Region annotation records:

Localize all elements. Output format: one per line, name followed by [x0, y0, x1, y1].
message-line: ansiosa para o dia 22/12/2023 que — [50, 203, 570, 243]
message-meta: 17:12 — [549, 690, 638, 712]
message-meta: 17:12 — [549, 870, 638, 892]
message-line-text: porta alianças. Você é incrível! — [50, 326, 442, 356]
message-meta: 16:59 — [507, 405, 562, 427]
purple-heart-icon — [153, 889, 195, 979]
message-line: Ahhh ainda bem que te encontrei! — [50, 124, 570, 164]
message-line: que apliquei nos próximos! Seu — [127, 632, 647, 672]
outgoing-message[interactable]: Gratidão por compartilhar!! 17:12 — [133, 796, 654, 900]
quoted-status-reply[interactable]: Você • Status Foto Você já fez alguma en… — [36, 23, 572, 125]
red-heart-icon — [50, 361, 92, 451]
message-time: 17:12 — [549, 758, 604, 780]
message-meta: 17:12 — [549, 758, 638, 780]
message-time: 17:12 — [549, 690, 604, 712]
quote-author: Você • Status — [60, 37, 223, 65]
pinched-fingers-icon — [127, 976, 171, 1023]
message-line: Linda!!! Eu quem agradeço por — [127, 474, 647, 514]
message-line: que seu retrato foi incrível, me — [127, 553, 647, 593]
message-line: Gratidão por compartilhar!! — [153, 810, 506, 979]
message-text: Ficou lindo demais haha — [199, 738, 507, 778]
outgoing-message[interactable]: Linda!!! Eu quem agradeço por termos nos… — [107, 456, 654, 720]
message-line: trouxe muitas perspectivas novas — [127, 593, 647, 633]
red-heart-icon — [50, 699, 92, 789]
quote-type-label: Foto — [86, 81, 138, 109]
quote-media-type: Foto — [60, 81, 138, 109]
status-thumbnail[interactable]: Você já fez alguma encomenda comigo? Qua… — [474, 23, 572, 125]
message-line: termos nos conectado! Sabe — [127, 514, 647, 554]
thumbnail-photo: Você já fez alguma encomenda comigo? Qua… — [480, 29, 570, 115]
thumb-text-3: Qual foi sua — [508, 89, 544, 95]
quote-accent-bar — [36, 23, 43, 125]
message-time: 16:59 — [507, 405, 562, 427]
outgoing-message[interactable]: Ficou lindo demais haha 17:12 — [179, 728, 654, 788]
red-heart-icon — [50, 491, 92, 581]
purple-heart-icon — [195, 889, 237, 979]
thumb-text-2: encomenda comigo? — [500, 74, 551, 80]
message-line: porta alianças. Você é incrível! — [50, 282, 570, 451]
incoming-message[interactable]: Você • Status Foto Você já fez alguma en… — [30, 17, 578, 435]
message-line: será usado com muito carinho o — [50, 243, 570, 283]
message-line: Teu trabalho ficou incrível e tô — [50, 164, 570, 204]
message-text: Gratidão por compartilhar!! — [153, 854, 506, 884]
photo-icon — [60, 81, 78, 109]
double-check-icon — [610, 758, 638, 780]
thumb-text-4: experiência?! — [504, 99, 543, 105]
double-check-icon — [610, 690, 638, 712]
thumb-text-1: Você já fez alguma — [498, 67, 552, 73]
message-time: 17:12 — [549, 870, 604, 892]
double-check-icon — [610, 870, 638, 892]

■ **Task directions**: Reproduce every line of the records above verbatim, in the same order.

■ **Exercise solution**:
Localize all elements. Output format: one per line, name followed by [x0, y0, x1, y1].
message-line: ansiosa para o dia 22/12/2023 que — [50, 203, 570, 243]
message-meta: 17:12 — [549, 690, 638, 712]
message-meta: 17:12 — [549, 870, 638, 892]
message-line-text: porta alianças. Você é incrível! — [50, 326, 442, 356]
message-meta: 16:59 — [507, 405, 562, 427]
purple-heart-icon — [153, 889, 195, 979]
message-line: Ahhh ainda bem que te encontrei! — [50, 124, 570, 164]
message-line: que apliquei nos próximos! Seu — [127, 632, 647, 672]
outgoing-message[interactable]: Gratidão por compartilhar!! 17:12 — [133, 796, 654, 900]
quoted-status-reply[interactable]: Você • Status Foto Você já fez alguma en… — [36, 23, 572, 125]
red-heart-icon — [50, 361, 92, 451]
message-time: 17:12 — [549, 758, 604, 780]
message-meta: 17:12 — [549, 758, 638, 780]
message-time: 17:12 — [549, 690, 604, 712]
quote-author: Você • Status — [60, 37, 223, 65]
pinched-fingers-icon — [127, 976, 171, 1023]
message-line: Linda!!! Eu quem agradeço por — [127, 474, 647, 514]
message-line: que seu retrato foi incrível, me — [127, 553, 647, 593]
message-line: Gratidão por compartilhar!! — [153, 810, 506, 979]
message-text: Ficou lindo demais haha — [199, 738, 507, 778]
outgoing-message[interactable]: Linda!!! Eu quem agradeço por termos nos… — [107, 456, 654, 720]
message-line: trouxe muitas perspectivas novas — [127, 593, 647, 633]
red-heart-icon — [50, 699, 92, 789]
quote-type-label: Foto — [86, 81, 138, 109]
quote-media-type: Foto — [60, 81, 138, 109]
status-thumbnail[interactable]: Você já fez alguma encomenda comigo? Qua… — [474, 23, 572, 125]
message-line: termos nos conectado! Sabe — [127, 514, 647, 554]
thumbnail-photo: Você já fez alguma encomenda comigo? Qua… — [480, 29, 570, 115]
thumb-text-3: Qual foi sua — [508, 89, 544, 95]
quote-accent-bar — [36, 23, 43, 125]
message-time: 16:59 — [507, 405, 562, 427]
outgoing-message[interactable]: Ficou lindo demais haha 17:12 — [179, 728, 654, 788]
red-heart-icon — [50, 491, 92, 581]
purple-heart-icon — [195, 889, 237, 979]
thumb-text-2: encomenda comigo? — [500, 74, 551, 80]
message-line: porta alianças. Você é incrível! — [50, 282, 570, 451]
incoming-message[interactable]: Você • Status Foto Você já fez alguma en… — [30, 17, 578, 435]
message-line: será usado com muito carinho o — [50, 243, 570, 283]
message-line: Teu trabalho ficou incrível e tô — [50, 164, 570, 204]
message-text: Gratidão por compartilhar!! — [153, 854, 506, 884]
photo-icon — [60, 81, 78, 109]
double-check-icon — [610, 758, 638, 780]
thumb-text-4: experiência?! — [504, 99, 543, 105]
double-check-icon — [610, 690, 638, 712]
thumb-text-1: Você já fez alguma — [498, 67, 552, 73]
message-time: 17:12 — [549, 870, 604, 892]
double-check-icon — [610, 870, 638, 892]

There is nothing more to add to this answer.